TO DO: Copy out every line from the line with "nerd-face-emoji — [185, 367, 204, 385]" through the line with "reaction-count-pill[interactable]: 8 —", both included, without changing a character.

Collected data
■ ■ ■ ■ ■ ■ ■
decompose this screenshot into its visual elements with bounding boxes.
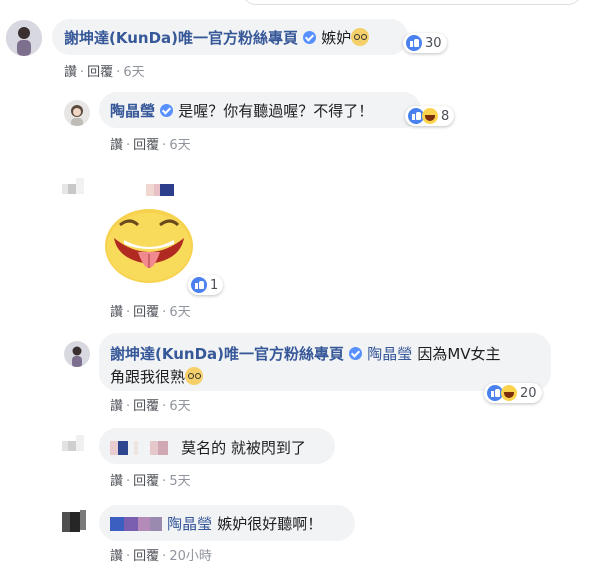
nerd-face-emoji — [185, 367, 204, 385]
like-link[interactable]: 讚 — [110, 549, 123, 564]
comment-time[interactable]: 6天 — [123, 65, 144, 80]
separator-dot: · — [126, 305, 131, 320]
like-link[interactable]: 讚 — [110, 474, 123, 489]
haha-reaction-icon — [501, 385, 517, 401]
reaction-count-pill[interactable]: 1 — [188, 275, 224, 295]
comment-time[interactable]: 20小時 — [169, 549, 212, 564]
blurred-avatar[interactable] — [62, 510, 88, 534]
verified-badge-icon — [349, 347, 363, 360]
nerd-face-emoji — [351, 28, 370, 46]
verified-badge-icon — [303, 31, 317, 44]
reaction-count-pill[interactable]: 30 — [403, 33, 447, 53]
reply-link[interactable]: 回覆 — [133, 138, 159, 153]
reply-link[interactable]: 回覆 — [133, 399, 159, 414]
tongue-out-sticker — [104, 208, 194, 284]
like-reaction-icon — [191, 277, 207, 293]
blurred-author-name[interactable] — [110, 516, 162, 535]
comment-time[interactable]: 5天 — [169, 474, 190, 489]
separator-dot: · — [80, 65, 85, 80]
blurred-avatar[interactable] — [62, 176, 88, 196]
previous-comment-box-edge — [242, 0, 582, 5]
comment-author[interactable]: 謝坤達(KunDa)唯一官方粉絲專頁 — [110, 345, 344, 363]
verified-badge-icon — [160, 104, 174, 117]
separator-dot: · — [162, 549, 167, 564]
separator-dot: · — [126, 474, 131, 489]
reaction-count: 1 — [210, 277, 219, 293]
reply-link[interactable]: 回覆 — [133, 305, 159, 320]
comment-text: 嫉妒很好聽啊！ — [217, 515, 323, 533]
reaction-count-pill[interactable]: 8 — [405, 106, 455, 126]
comment-time[interactable]: 6天 — [169, 138, 190, 153]
comment-time[interactable]: 6天 — [169, 399, 190, 414]
comment-time[interactable]: 6天 — [169, 305, 190, 320]
like-link[interactable]: 讚 — [64, 65, 77, 80]
mention-link[interactable]: 陶晶瑩 — [167, 515, 212, 533]
reaction-count: 30 — [425, 35, 442, 51]
comment-author[interactable]: 謝坤達(KunDa)唯一官方粉絲專頁 — [64, 29, 298, 47]
comment-text: 莫名的 就被閃到了 — [181, 439, 306, 457]
person-avatar-icon — [64, 341, 90, 367]
separator-dot: · — [162, 399, 167, 414]
separator-dot: · — [126, 399, 131, 414]
comment-text-continued: 角跟我很熟 — [110, 368, 186, 386]
like-link[interactable]: 讚 — [110, 305, 123, 320]
blurred-avatar[interactable] — [62, 435, 88, 455]
separator-dot: · — [126, 138, 131, 153]
mention-link[interactable]: 陶晶瑩 — [367, 345, 412, 363]
separator-dot: · — [162, 138, 167, 153]
comment-text: 因為MV女主 — [417, 345, 501, 363]
comment-text: 是喔？你有聽過喔？不得了！ — [178, 102, 374, 120]
separator-dot: · — [116, 65, 121, 80]
like-link[interactable]: 讚 — [110, 138, 123, 153]
blurred-author-name[interactable] — [146, 181, 174, 196]
separator-dot: · — [126, 549, 131, 564]
reaction-count: 8 — [441, 108, 450, 124]
avatar-kunda[interactable] — [64, 341, 90, 367]
person-avatar-icon — [6, 20, 42, 56]
blurred-author-name[interactable] — [110, 440, 176, 459]
avatar-tao[interactable] — [64, 100, 90, 126]
reply-link[interactable]: 回覆 — [133, 549, 159, 564]
reply-link[interactable]: 回覆 — [87, 65, 113, 80]
reaction-count: 20 — [520, 385, 537, 401]
avatar-kunda[interactable] — [6, 20, 42, 56]
like-reaction-icon — [406, 35, 422, 51]
separator-dot: · — [162, 305, 167, 320]
reply-link[interactable]: 回覆 — [133, 474, 159, 489]
comment-author[interactable]: 陶晶瑩 — [110, 102, 155, 120]
separator-dot: · — [162, 474, 167, 489]
reaction-count-pill[interactable]: 20 — [484, 383, 542, 403]
like-link[interactable]: 讚 — [110, 399, 123, 414]
person-avatar-icon — [64, 100, 90, 126]
haha-reaction-icon — [422, 108, 438, 124]
comment-text: 嫉妒 — [321, 29, 352, 47]
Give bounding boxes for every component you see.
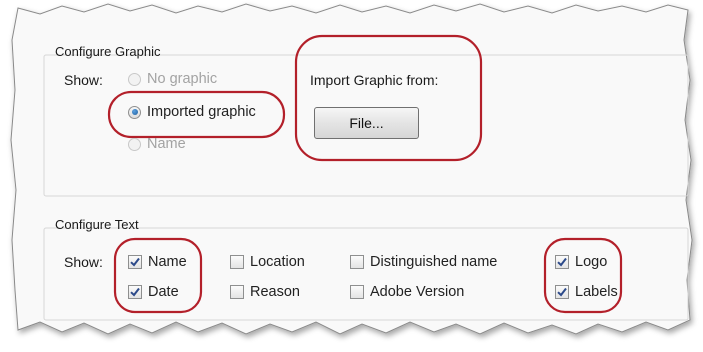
check-icon xyxy=(557,257,567,267)
checkbox-distinguished-name-label: Distinguished name xyxy=(370,254,498,270)
checkbox-name[interactable]: Name xyxy=(128,254,187,270)
checkbox-name-label: Name xyxy=(148,254,187,270)
checkbox-name-box[interactable] xyxy=(128,255,142,269)
checkbox-location[interactable]: Location xyxy=(230,254,305,270)
check-icon xyxy=(557,287,567,297)
file-button[interactable]: File... xyxy=(314,107,419,139)
radio-name[interactable]: Name xyxy=(128,136,186,152)
checkbox-reason-box[interactable] xyxy=(230,285,244,299)
dialog-excerpt: Configure Graphic Show: No graphic Impor… xyxy=(0,0,703,352)
graphic-show-label: Show: xyxy=(64,72,103,88)
text-show-label: Show: xyxy=(64,254,103,270)
checkbox-date[interactable]: Date xyxy=(128,284,179,300)
radio-imported-graphic-label: Imported graphic xyxy=(147,104,256,120)
checkbox-logo-label: Logo xyxy=(575,254,608,270)
check-icon xyxy=(130,257,140,267)
checkbox-location-box[interactable] xyxy=(230,255,244,269)
radio-imported-graphic-button[interactable] xyxy=(128,105,141,119)
radio-no-graphic-label: No graphic xyxy=(147,71,218,87)
checkbox-adobe-version-box[interactable] xyxy=(350,285,364,299)
import-graphic-label: Import Graphic from: xyxy=(310,72,439,88)
checkbox-distinguished-name[interactable]: Distinguished name xyxy=(350,254,497,270)
checkbox-distinguished-name-box[interactable] xyxy=(350,255,364,269)
checkbox-logo[interactable]: Logo xyxy=(555,254,607,270)
radio-imported-graphic[interactable]: Imported graphic xyxy=(128,104,256,120)
checkbox-adobe-version-label: Adobe Version xyxy=(370,284,465,300)
checkbox-labels-box[interactable] xyxy=(555,285,569,299)
checkbox-location-label: Location xyxy=(250,254,305,270)
check-icon xyxy=(130,287,140,297)
radio-selected-dot xyxy=(131,109,138,115)
checkbox-date-label: Date xyxy=(148,284,179,300)
radio-name-button[interactable] xyxy=(128,137,141,151)
checkbox-reason[interactable]: Reason xyxy=(230,284,300,300)
checkbox-labels-label: Labels xyxy=(575,284,618,300)
radio-no-graphic-button[interactable] xyxy=(128,72,141,86)
checkbox-logo-box[interactable] xyxy=(555,255,569,269)
configure-text-title: Configure Text xyxy=(55,217,139,232)
radio-no-graphic[interactable]: No graphic xyxy=(128,71,217,87)
checkbox-adobe-version[interactable]: Adobe Version xyxy=(350,284,464,300)
checkbox-reason-label: Reason xyxy=(250,284,300,300)
radio-name-label: Name xyxy=(147,136,186,152)
checkbox-date-box[interactable] xyxy=(128,285,142,299)
checkbox-labels[interactable]: Labels xyxy=(555,284,618,300)
configure-graphic-title: Configure Graphic xyxy=(55,44,161,59)
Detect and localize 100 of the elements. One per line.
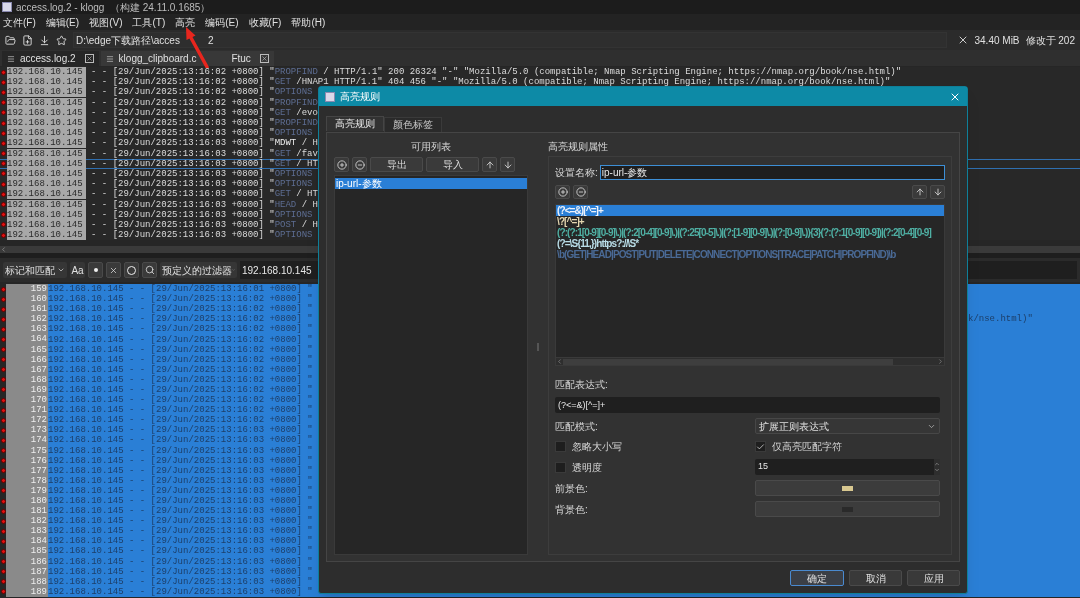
■ ■ ■ ■ ■ ■ ■
EXERCISE RESULT:
nerd-face-emoji — [185, 367, 204, 385]
like-link[interactable]: 讚 — [110, 549, 123, 564]
comment-time[interactable]: 6天 — [123, 65, 144, 80]
separator-dot: · — [126, 305, 131, 320]
like-link[interactable]: 讚 — [110, 474, 123, 489]
haha-reaction-icon — [501, 385, 517, 401]
reaction-count-pill[interactable]: 1 — [188, 275, 224, 295]
comment-time[interactable]: 20小時 — [169, 549, 212, 564]
blurred-avatar[interactable] — [62, 510, 88, 534]
verified-badge-icon — [349, 347, 363, 360]
nerd-face-emoji — [351, 28, 370, 46]
verified-badge-icon — [303, 31, 317, 44]
reaction-count-pill[interactable]: 30 — [403, 33, 447, 53]
reply-link[interactable]: 回覆 — [133, 138, 159, 153]
reply-link[interactable]: 回覆 — [133, 399, 159, 414]
tongue-out-sticker — [104, 208, 194, 284]
like-reaction-icon — [191, 277, 207, 293]
blurred-author-name[interactable] — [110, 516, 162, 535]
comment-time[interactable]: 5天 — [169, 474, 190, 489]
separator-dot: · — [80, 65, 85, 80]
blurred-avatar[interactable] — [62, 176, 88, 196]
previous-comment-box-edge — [242, 0, 582, 5]
comment-author[interactable]: 謝坤達(KunDa)唯一官方粉絲專頁 — [110, 345, 344, 363]
verified-badge-icon — [160, 104, 174, 117]
separator-dot: · — [162, 549, 167, 564]
separator-dot: · — [126, 474, 131, 489]
reaction-count: 1 — [210, 277, 219, 293]
reply-link[interactable]: 回覆 — [133, 305, 159, 320]
comment-text: 嫉妒很好聽啊！ — [217, 515, 323, 533]
reaction-count-pill[interactable]: 8 — [405, 106, 455, 126]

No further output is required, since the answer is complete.